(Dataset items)

-- Start --

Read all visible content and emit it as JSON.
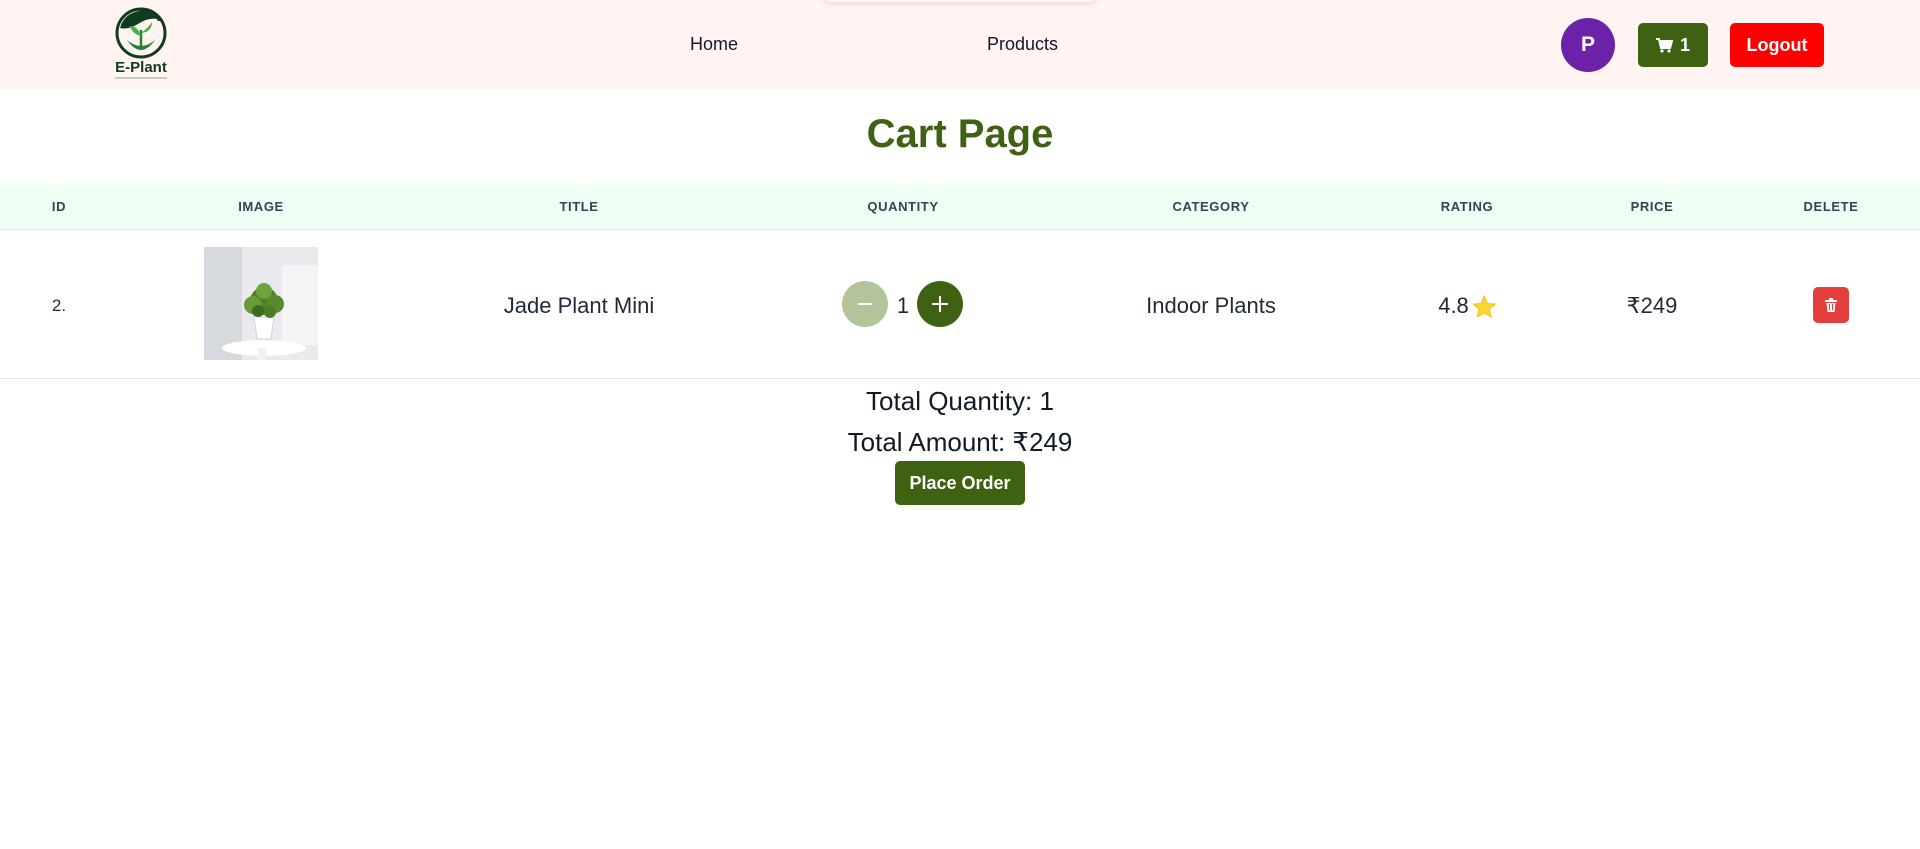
{
  "header": {
    "logo_text": "E-Plant",
    "nav": {
      "home": "Home",
      "products": "Products"
    },
    "avatar_initial": "P",
    "cart_count": "1",
    "logout_label": "Logout"
  },
  "page": {
    "title": "Cart Page"
  },
  "table": {
    "columns": [
      "ID",
      "IMAGE",
      "TITLE",
      "QUANTITY",
      "CATEGORY",
      "RATING",
      "PRICE",
      "DELETE"
    ],
    "rows": [
      {
        "id": "2.",
        "image_alt": "potted-plant-photo",
        "title": "Jade Plant Mini",
        "quantity": "1",
        "category": "Indoor Plants",
        "rating": "4.8",
        "price": "₹249"
      }
    ]
  },
  "summary": {
    "total_quantity": "Total Quantity: 1",
    "total_amount": "Total Amount: ₹249",
    "place_order_label": "Place Order"
  },
  "colors": {
    "header_bg": "#fff4f2",
    "brand_green": "#3f6212",
    "minus_disabled": "#b3c49b",
    "avatar": "#6b21a8",
    "logout": "#ff0000",
    "delete": "#e53e3e",
    "star": "#fcd535",
    "table_head_bg": "#effff3"
  },
  "icons": {
    "cart": "cart-icon",
    "minus": "minus-icon",
    "plus": "plus-icon",
    "star": "star-icon",
    "trash": "trash-icon"
  }
}
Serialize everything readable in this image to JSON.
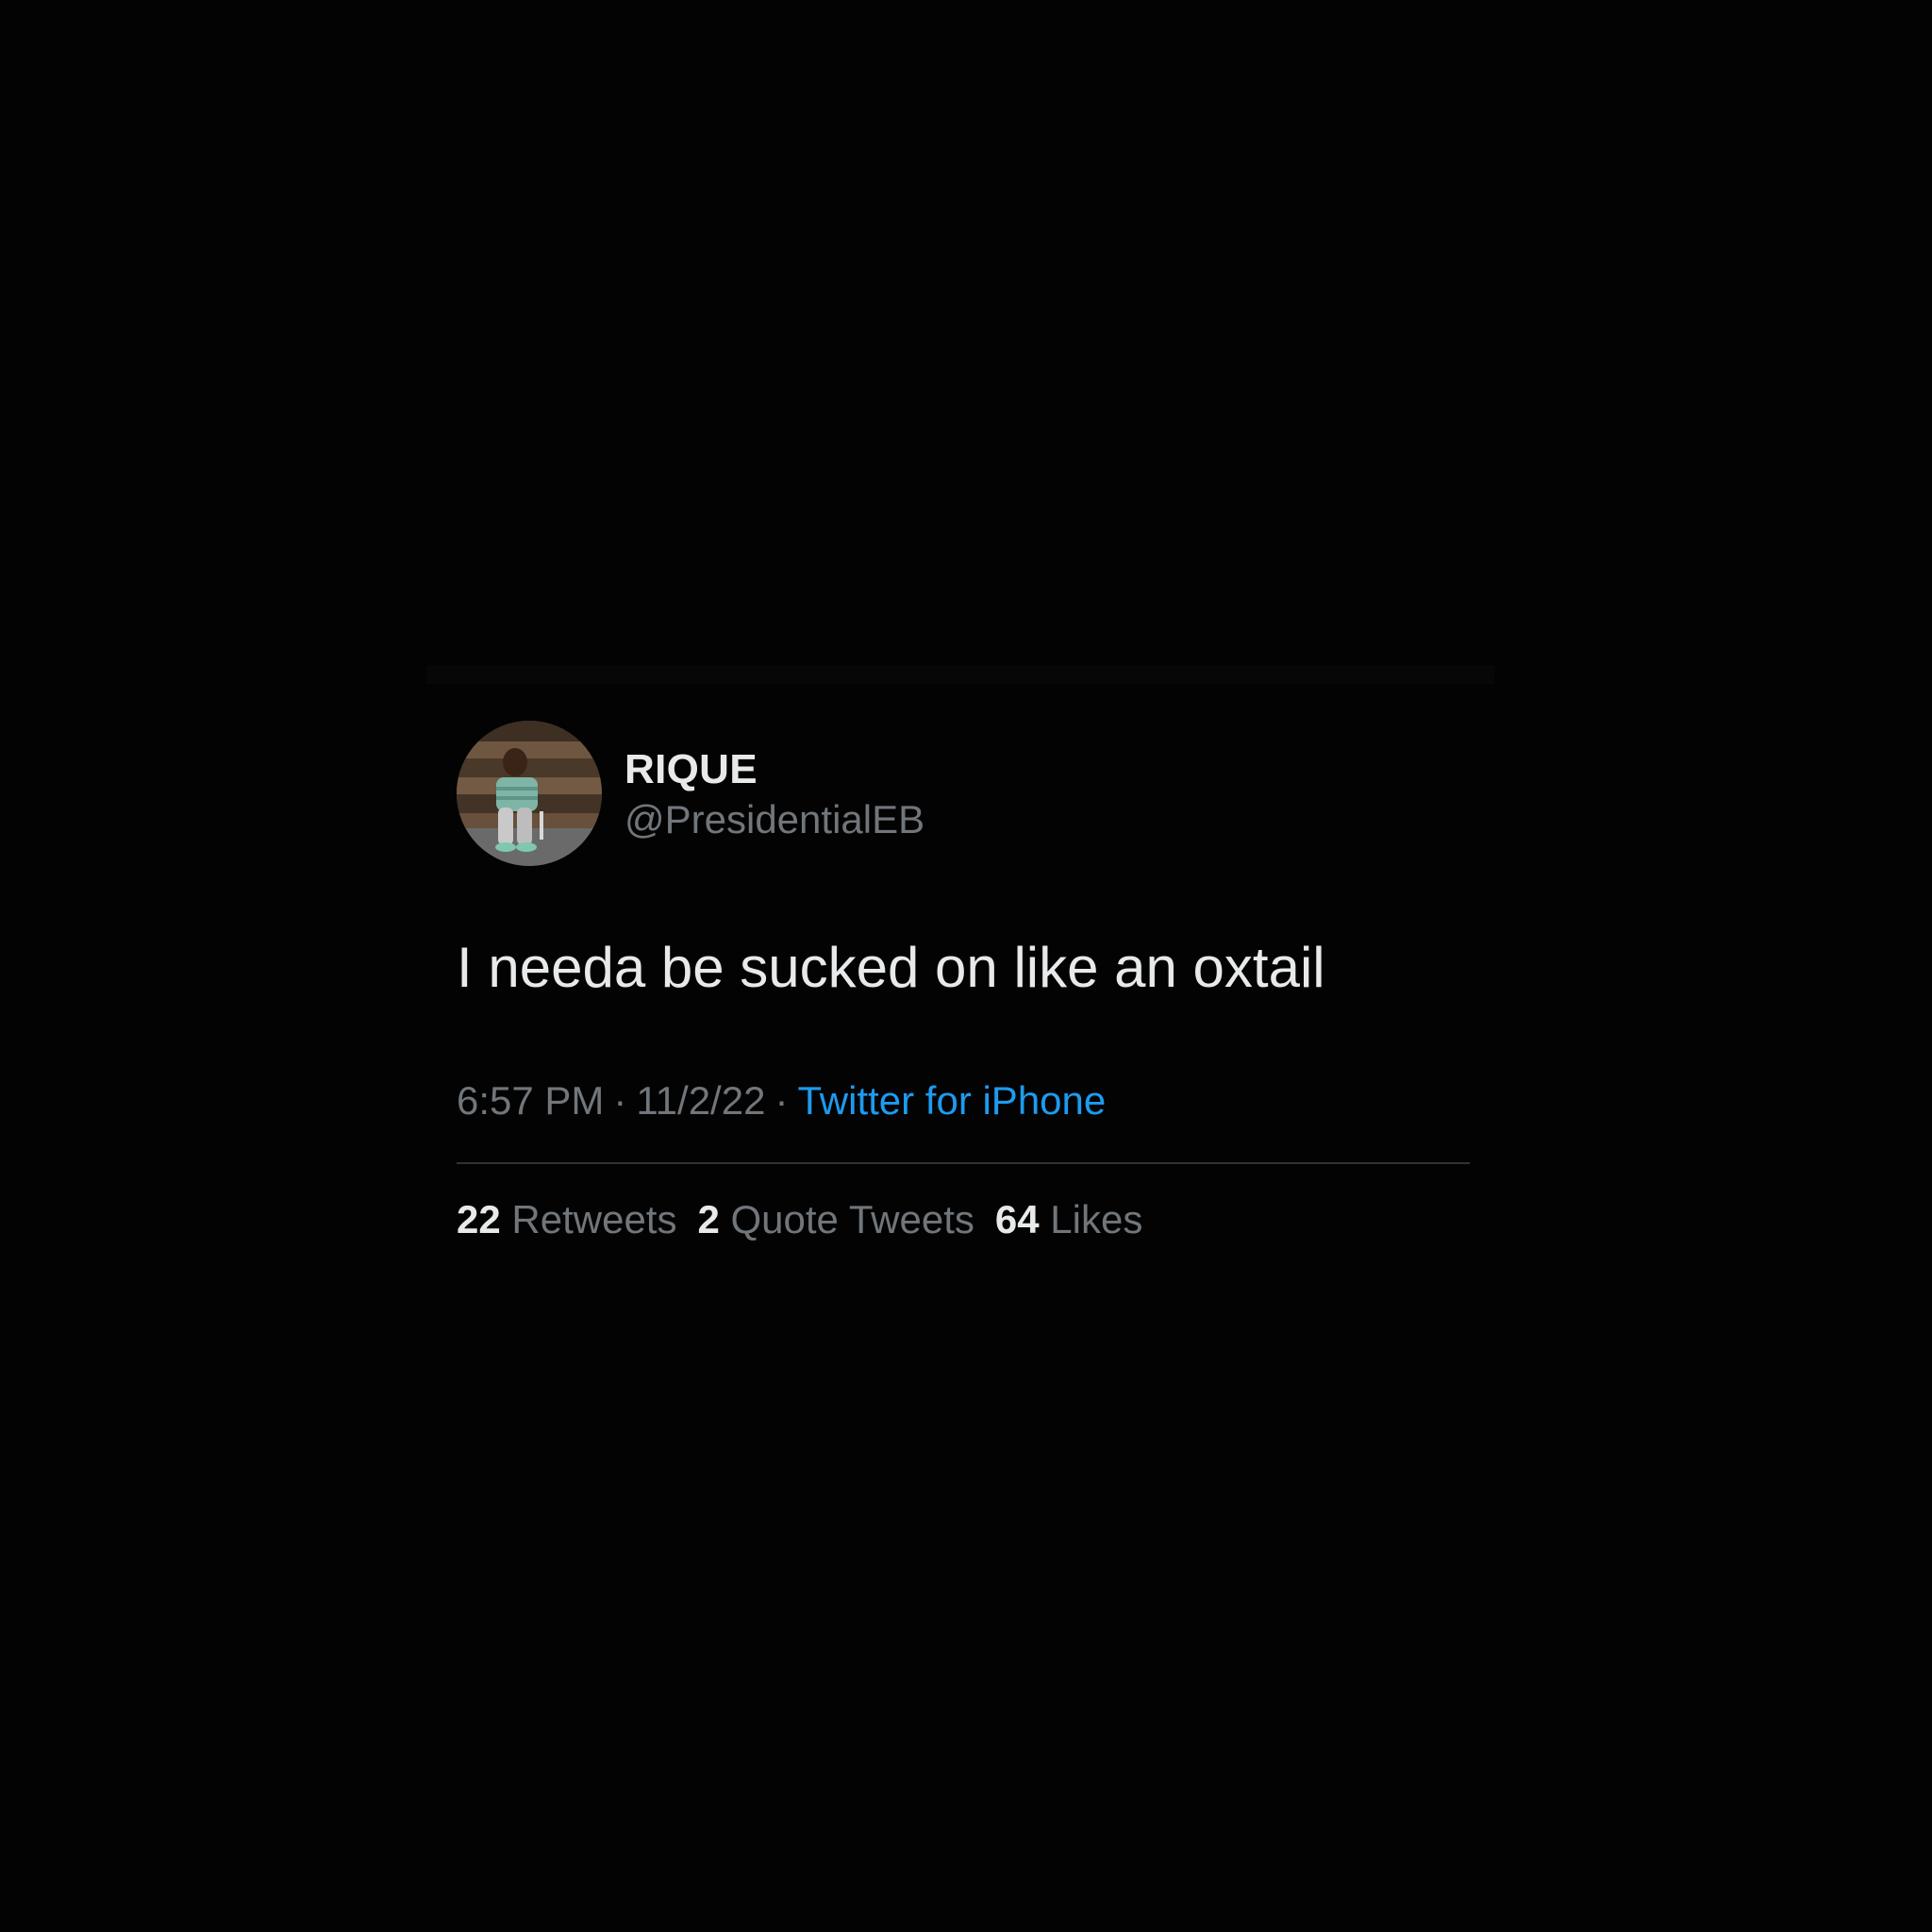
{
  "tweet": {
    "display_name": "RIQUE",
    "handle": "@PresidentialEB",
    "text": "I needa be sucked on like an oxtail",
    "time": "6:57 PM",
    "separator": "·",
    "date": "11/2/22",
    "source": "Twitter for iPhone",
    "avatar_icon": "profile-photo",
    "stats": {
      "retweets_count": "22",
      "retweets_label": "Retweets",
      "quotes_count": "2",
      "quotes_label": "Quote Tweets",
      "likes_count": "64",
      "likes_label": "Likes"
    }
  },
  "colors": {
    "background": "#030303",
    "primary_text": "#e7e9ea",
    "secondary_text": "#71767b",
    "link": "#1d9bf0",
    "divider": "#2f3336"
  }
}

-- End --

#### [GIVEN INSTRUCTION]
Quote all of the entries word for word, omitting any pictures.

#### [TASK ANSWER]
Read all visible content and emit it as JSON.
{
  "header": {
    "logo_text": "E-Plant",
    "nav": {
      "home": "Home",
      "products": "Products"
    },
    "avatar_initial": "P",
    "cart_count": "1",
    "logout_label": "Logout"
  },
  "page": {
    "title": "Cart Page"
  },
  "table": {
    "columns": [
      "ID",
      "IMAGE",
      "TITLE",
      "QUANTITY",
      "CATEGORY",
      "RATING",
      "PRICE",
      "DELETE"
    ],
    "rows": [
      {
        "id": "2.",
        "image_alt": "potted-plant-photo",
        "title": "Jade Plant Mini",
        "quantity": "1",
        "category": "Indoor Plants",
        "rating": "4.8",
        "price": "₹249"
      }
    ]
  },
  "summary": {
    "total_quantity": "Total Quantity: 1",
    "total_amount": "Total Amount: ₹249",
    "place_order_label": "Place Order"
  },
  "colors": {
    "header_bg": "#fff4f2",
    "brand_green": "#3f6212",
    "minus_disabled": "#b3c49b",
    "avatar": "#6b21a8",
    "logout": "#ff0000",
    "delete": "#e53e3e",
    "star": "#fcd535",
    "table_head_bg": "#effff3"
  },
  "icons": {
    "cart": "cart-icon",
    "minus": "minus-icon",
    "plus": "plus-icon",
    "star": "star-icon",
    "trash": "trash-icon"
  }
}
Serialize everything readable in this image to JSON.
{
  "tweet": {
    "display_name": "RIQUE",
    "handle": "@PresidentialEB",
    "text": "I needa be sucked on like an oxtail",
    "time": "6:57 PM",
    "separator": "·",
    "date": "11/2/22",
    "source": "Twitter for iPhone",
    "avatar_icon": "profile-photo",
    "stats": {
      "retweets_count": "22",
      "retweets_label": "Retweets",
      "quotes_count": "2",
      "quotes_label": "Quote Tweets",
      "likes_count": "64",
      "likes_label": "Likes"
    }
  },
  "colors": {
    "background": "#030303",
    "primary_text": "#e7e9ea",
    "secondary_text": "#71767b",
    "link": "#1d9bf0",
    "divider": "#2f3336"
  }
}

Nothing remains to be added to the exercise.